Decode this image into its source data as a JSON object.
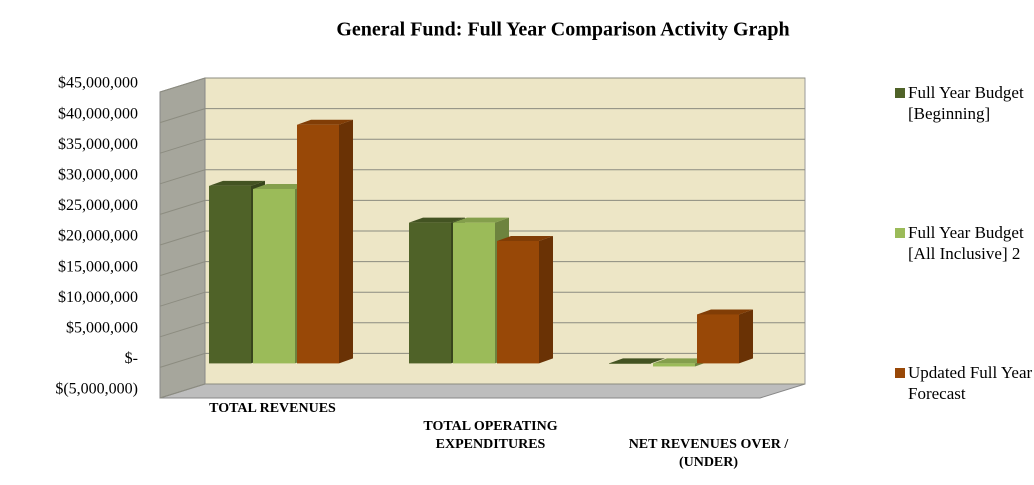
{
  "chart_data": {
    "type": "bar3d",
    "title": "General Fund: Full Year Comparison Activity Graph",
    "categories": [
      "TOTAL REVENUES",
      "TOTAL OPERATING EXPENDITURES",
      "NET REVENUES OVER / (UNDER)"
    ],
    "series": [
      {
        "name": "Full Year Budget [Beginning]",
        "color": "#4f6228",
        "values": [
          29000000,
          23000000,
          0
        ]
      },
      {
        "name": "Full Year Budget [All Inclusive] 2",
        "color": "#9bbb59",
        "values": [
          28500000,
          23000000,
          -500000
        ]
      },
      {
        "name": "Updated Full Year Forecast",
        "color": "#984807",
        "values": [
          39000000,
          20000000,
          8000000
        ]
      }
    ],
    "ylim": [
      -5000000,
      45000000
    ],
    "yticks": [
      {
        "value": -5000000,
        "label": "$(5,000,000)"
      },
      {
        "value": 0,
        "label": "$-"
      },
      {
        "value": 5000000,
        "label": "$5,000,000"
      },
      {
        "value": 10000000,
        "label": "$10,000,000"
      },
      {
        "value": 15000000,
        "label": "$15,000,000"
      },
      {
        "value": 20000000,
        "label": "$20,000,000"
      },
      {
        "value": 25000000,
        "label": "$25,000,000"
      },
      {
        "value": 30000000,
        "label": "$30,000,000"
      },
      {
        "value": 35000000,
        "label": "$35,000,000"
      },
      {
        "value": 40000000,
        "label": "$40,000,000"
      },
      {
        "value": 45000000,
        "label": "$45,000,000"
      }
    ],
    "grid": true,
    "legend": "right"
  }
}
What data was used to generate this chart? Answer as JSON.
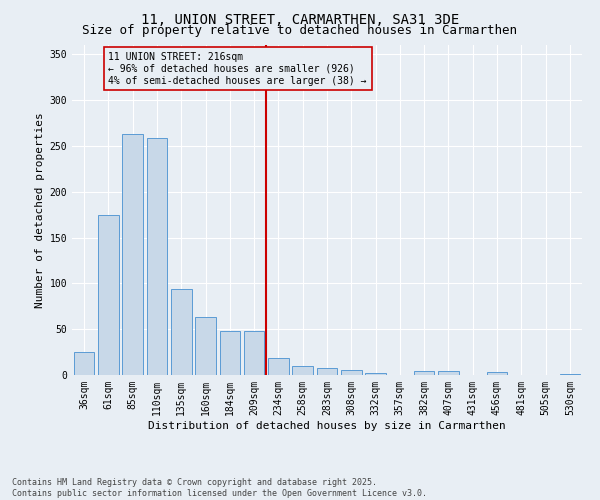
{
  "title_line1": "11, UNION STREET, CARMARTHEN, SA31 3DE",
  "title_line2": "Size of property relative to detached houses in Carmarthen",
  "xlabel": "Distribution of detached houses by size in Carmarthen",
  "ylabel": "Number of detached properties",
  "categories": [
    "36sqm",
    "61sqm",
    "85sqm",
    "110sqm",
    "135sqm",
    "160sqm",
    "184sqm",
    "209sqm",
    "234sqm",
    "258sqm",
    "283sqm",
    "308sqm",
    "332sqm",
    "357sqm",
    "382sqm",
    "407sqm",
    "431sqm",
    "456sqm",
    "481sqm",
    "505sqm",
    "530sqm"
  ],
  "values": [
    25,
    175,
    263,
    258,
    94,
    63,
    48,
    48,
    19,
    10,
    8,
    5,
    2,
    0,
    4,
    4,
    0,
    3,
    0,
    0,
    1
  ],
  "bar_color": "#c8d8e8",
  "bar_edge_color": "#5b9bd5",
  "background_color": "#e8eef4",
  "grid_color": "#ffffff",
  "vline_x_index": 7,
  "vline_color": "#cc0000",
  "annotation_title": "11 UNION STREET: 216sqm",
  "annotation_line2": "← 96% of detached houses are smaller (926)",
  "annotation_line3": "4% of semi-detached houses are larger (38) →",
  "ylim": [
    0,
    360
  ],
  "yticks": [
    0,
    50,
    100,
    150,
    200,
    250,
    300,
    350
  ],
  "footnote_line1": "Contains HM Land Registry data © Crown copyright and database right 2025.",
  "footnote_line2": "Contains public sector information licensed under the Open Government Licence v3.0.",
  "title_fontsize": 10,
  "subtitle_fontsize": 9,
  "axis_label_fontsize": 8,
  "tick_fontsize": 7,
  "annotation_fontsize": 7,
  "footnote_fontsize": 6
}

+ + + + +

### [Directions for this task]
Write the entries above out again exactly, but not the pictures.

### [Written solution]
Decode this image into its source data as a JSON object.
{
  "chart_data": {
    "type": "bar3d",
    "title": "General Fund: Full Year Comparison Activity Graph",
    "categories": [
      "TOTAL REVENUES",
      "TOTAL OPERATING EXPENDITURES",
      "NET REVENUES OVER / (UNDER)"
    ],
    "series": [
      {
        "name": "Full Year Budget [Beginning]",
        "color": "#4f6228",
        "values": [
          29000000,
          23000000,
          0
        ]
      },
      {
        "name": "Full Year Budget [All Inclusive] 2",
        "color": "#9bbb59",
        "values": [
          28500000,
          23000000,
          -500000
        ]
      },
      {
        "name": "Updated Full Year Forecast",
        "color": "#984807",
        "values": [
          39000000,
          20000000,
          8000000
        ]
      }
    ],
    "ylim": [
      -5000000,
      45000000
    ],
    "yticks": [
      {
        "value": -5000000,
        "label": "$(5,000,000)"
      },
      {
        "value": 0,
        "label": "$-"
      },
      {
        "value": 5000000,
        "label": "$5,000,000"
      },
      {
        "value": 10000000,
        "label": "$10,000,000"
      },
      {
        "value": 15000000,
        "label": "$15,000,000"
      },
      {
        "value": 20000000,
        "label": "$20,000,000"
      },
      {
        "value": 25000000,
        "label": "$25,000,000"
      },
      {
        "value": 30000000,
        "label": "$30,000,000"
      },
      {
        "value": 35000000,
        "label": "$35,000,000"
      },
      {
        "value": 40000000,
        "label": "$40,000,000"
      },
      {
        "value": 45000000,
        "label": "$45,000,000"
      }
    ],
    "grid": true,
    "legend": "right"
  }
}
What data was used to generate this chart? Answer as JSON.
{
  "title_line1": "11, UNION STREET, CARMARTHEN, SA31 3DE",
  "title_line2": "Size of property relative to detached houses in Carmarthen",
  "xlabel": "Distribution of detached houses by size in Carmarthen",
  "ylabel": "Number of detached properties",
  "categories": [
    "36sqm",
    "61sqm",
    "85sqm",
    "110sqm",
    "135sqm",
    "160sqm",
    "184sqm",
    "209sqm",
    "234sqm",
    "258sqm",
    "283sqm",
    "308sqm",
    "332sqm",
    "357sqm",
    "382sqm",
    "407sqm",
    "431sqm",
    "456sqm",
    "481sqm",
    "505sqm",
    "530sqm"
  ],
  "values": [
    25,
    175,
    263,
    258,
    94,
    63,
    48,
    48,
    19,
    10,
    8,
    5,
    2,
    0,
    4,
    4,
    0,
    3,
    0,
    0,
    1
  ],
  "bar_color": "#c8d8e8",
  "bar_edge_color": "#5b9bd5",
  "background_color": "#e8eef4",
  "grid_color": "#ffffff",
  "vline_x_index": 7,
  "vline_color": "#cc0000",
  "annotation_title": "11 UNION STREET: 216sqm",
  "annotation_line2": "← 96% of detached houses are smaller (926)",
  "annotation_line3": "4% of semi-detached houses are larger (38) →",
  "ylim": [
    0,
    360
  ],
  "yticks": [
    0,
    50,
    100,
    150,
    200,
    250,
    300,
    350
  ],
  "footnote_line1": "Contains HM Land Registry data © Crown copyright and database right 2025.",
  "footnote_line2": "Contains public sector information licensed under the Open Government Licence v3.0.",
  "title_fontsize": 10,
  "subtitle_fontsize": 9,
  "axis_label_fontsize": 8,
  "tick_fontsize": 7,
  "annotation_fontsize": 7,
  "footnote_fontsize": 6
}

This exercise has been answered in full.